- [Exercise] Leave out the pictures and restate the rest of the data exactly.

[Records from a data source]
<<<<
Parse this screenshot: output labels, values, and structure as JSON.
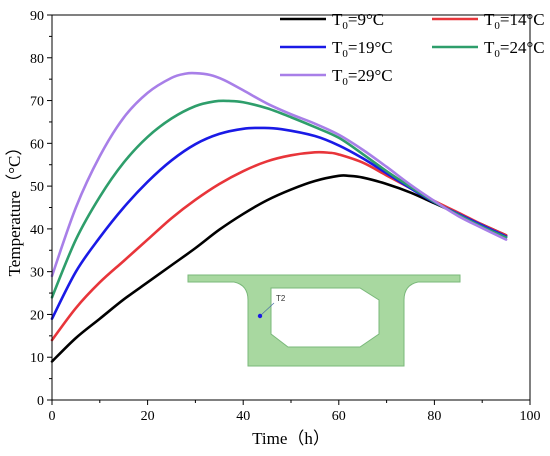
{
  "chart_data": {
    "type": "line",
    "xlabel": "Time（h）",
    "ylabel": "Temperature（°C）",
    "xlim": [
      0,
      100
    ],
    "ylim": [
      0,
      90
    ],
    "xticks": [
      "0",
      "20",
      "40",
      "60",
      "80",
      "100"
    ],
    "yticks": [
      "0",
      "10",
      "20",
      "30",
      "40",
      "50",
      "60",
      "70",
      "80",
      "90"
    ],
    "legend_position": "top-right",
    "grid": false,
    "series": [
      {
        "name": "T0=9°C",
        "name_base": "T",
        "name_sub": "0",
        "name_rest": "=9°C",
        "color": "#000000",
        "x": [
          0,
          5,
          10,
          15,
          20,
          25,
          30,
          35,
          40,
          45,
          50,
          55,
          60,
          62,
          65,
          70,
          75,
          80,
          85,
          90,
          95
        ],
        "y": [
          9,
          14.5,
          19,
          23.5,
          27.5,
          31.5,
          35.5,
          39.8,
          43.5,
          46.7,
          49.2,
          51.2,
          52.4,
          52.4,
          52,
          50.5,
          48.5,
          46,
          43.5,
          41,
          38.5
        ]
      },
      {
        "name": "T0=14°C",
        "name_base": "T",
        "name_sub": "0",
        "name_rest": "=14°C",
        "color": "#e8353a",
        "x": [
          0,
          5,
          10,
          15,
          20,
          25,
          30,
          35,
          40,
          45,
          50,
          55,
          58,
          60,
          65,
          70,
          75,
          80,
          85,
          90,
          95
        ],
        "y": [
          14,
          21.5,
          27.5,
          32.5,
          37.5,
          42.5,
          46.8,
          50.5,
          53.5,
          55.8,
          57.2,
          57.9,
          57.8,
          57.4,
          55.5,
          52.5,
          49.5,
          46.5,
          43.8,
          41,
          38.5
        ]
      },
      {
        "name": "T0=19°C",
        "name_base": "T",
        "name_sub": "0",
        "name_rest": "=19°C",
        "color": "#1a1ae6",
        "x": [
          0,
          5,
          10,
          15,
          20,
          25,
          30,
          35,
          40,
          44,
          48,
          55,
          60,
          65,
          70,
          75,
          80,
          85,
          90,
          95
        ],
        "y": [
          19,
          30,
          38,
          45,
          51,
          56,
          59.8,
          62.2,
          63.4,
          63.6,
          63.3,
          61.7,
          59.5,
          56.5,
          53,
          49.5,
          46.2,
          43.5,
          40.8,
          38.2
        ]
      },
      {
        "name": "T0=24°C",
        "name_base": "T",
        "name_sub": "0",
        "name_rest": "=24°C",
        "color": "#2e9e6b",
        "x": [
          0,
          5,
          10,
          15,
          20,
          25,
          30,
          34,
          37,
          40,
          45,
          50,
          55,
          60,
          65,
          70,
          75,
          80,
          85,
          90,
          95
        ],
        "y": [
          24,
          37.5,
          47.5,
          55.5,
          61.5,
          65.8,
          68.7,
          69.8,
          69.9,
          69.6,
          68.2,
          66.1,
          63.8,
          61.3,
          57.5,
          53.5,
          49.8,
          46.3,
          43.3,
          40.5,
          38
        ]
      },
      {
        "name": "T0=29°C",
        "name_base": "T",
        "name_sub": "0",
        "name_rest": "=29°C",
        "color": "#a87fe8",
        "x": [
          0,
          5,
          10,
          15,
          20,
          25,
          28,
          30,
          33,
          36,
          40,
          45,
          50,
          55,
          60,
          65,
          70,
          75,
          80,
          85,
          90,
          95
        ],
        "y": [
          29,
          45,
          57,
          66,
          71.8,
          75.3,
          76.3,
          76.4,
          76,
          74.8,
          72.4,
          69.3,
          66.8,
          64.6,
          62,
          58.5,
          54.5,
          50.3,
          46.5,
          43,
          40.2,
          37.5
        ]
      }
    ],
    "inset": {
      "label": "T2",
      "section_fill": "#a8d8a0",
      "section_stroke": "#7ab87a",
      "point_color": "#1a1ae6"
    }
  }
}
>>>>
- [Solution to the problem]
Parse this screenshot: output labels, values, and structure as JSON.
{
  "chart_data": {
    "type": "line",
    "xlabel": "Time（h）",
    "ylabel": "Temperature（°C）",
    "xlim": [
      0,
      100
    ],
    "ylim": [
      0,
      90
    ],
    "xticks": [
      "0",
      "20",
      "40",
      "60",
      "80",
      "100"
    ],
    "yticks": [
      "0",
      "10",
      "20",
      "30",
      "40",
      "50",
      "60",
      "70",
      "80",
      "90"
    ],
    "legend_position": "top-right",
    "grid": false,
    "series": [
      {
        "name": "T0=9°C",
        "name_base": "T",
        "name_sub": "0",
        "name_rest": "=9°C",
        "color": "#000000",
        "x": [
          0,
          5,
          10,
          15,
          20,
          25,
          30,
          35,
          40,
          45,
          50,
          55,
          60,
          62,
          65,
          70,
          75,
          80,
          85,
          90,
          95
        ],
        "y": [
          9,
          14.5,
          19,
          23.5,
          27.5,
          31.5,
          35.5,
          39.8,
          43.5,
          46.7,
          49.2,
          51.2,
          52.4,
          52.4,
          52,
          50.5,
          48.5,
          46,
          43.5,
          41,
          38.5
        ]
      },
      {
        "name": "T0=14°C",
        "name_base": "T",
        "name_sub": "0",
        "name_rest": "=14°C",
        "color": "#e8353a",
        "x": [
          0,
          5,
          10,
          15,
          20,
          25,
          30,
          35,
          40,
          45,
          50,
          55,
          58,
          60,
          65,
          70,
          75,
          80,
          85,
          90,
          95
        ],
        "y": [
          14,
          21.5,
          27.5,
          32.5,
          37.5,
          42.5,
          46.8,
          50.5,
          53.5,
          55.8,
          57.2,
          57.9,
          57.8,
          57.4,
          55.5,
          52.5,
          49.5,
          46.5,
          43.8,
          41,
          38.5
        ]
      },
      {
        "name": "T0=19°C",
        "name_base": "T",
        "name_sub": "0",
        "name_rest": "=19°C",
        "color": "#1a1ae6",
        "x": [
          0,
          5,
          10,
          15,
          20,
          25,
          30,
          35,
          40,
          44,
          48,
          55,
          60,
          65,
          70,
          75,
          80,
          85,
          90,
          95
        ],
        "y": [
          19,
          30,
          38,
          45,
          51,
          56,
          59.8,
          62.2,
          63.4,
          63.6,
          63.3,
          61.7,
          59.5,
          56.5,
          53,
          49.5,
          46.2,
          43.5,
          40.8,
          38.2
        ]
      },
      {
        "name": "T0=24°C",
        "name_base": "T",
        "name_sub": "0",
        "name_rest": "=24°C",
        "color": "#2e9e6b",
        "x": [
          0,
          5,
          10,
          15,
          20,
          25,
          30,
          34,
          37,
          40,
          45,
          50,
          55,
          60,
          65,
          70,
          75,
          80,
          85,
          90,
          95
        ],
        "y": [
          24,
          37.5,
          47.5,
          55.5,
          61.5,
          65.8,
          68.7,
          69.8,
          69.9,
          69.6,
          68.2,
          66.1,
          63.8,
          61.3,
          57.5,
          53.5,
          49.8,
          46.3,
          43.3,
          40.5,
          38
        ]
      },
      {
        "name": "T0=29°C",
        "name_base": "T",
        "name_sub": "0",
        "name_rest": "=29°C",
        "color": "#a87fe8",
        "x": [
          0,
          5,
          10,
          15,
          20,
          25,
          28,
          30,
          33,
          36,
          40,
          45,
          50,
          55,
          60,
          65,
          70,
          75,
          80,
          85,
          90,
          95
        ],
        "y": [
          29,
          45,
          57,
          66,
          71.8,
          75.3,
          76.3,
          76.4,
          76,
          74.8,
          72.4,
          69.3,
          66.8,
          64.6,
          62,
          58.5,
          54.5,
          50.3,
          46.5,
          43,
          40.2,
          37.5
        ]
      }
    ],
    "inset": {
      "label": "T2",
      "section_fill": "#a8d8a0",
      "section_stroke": "#7ab87a",
      "point_color": "#1a1ae6"
    }
  }
}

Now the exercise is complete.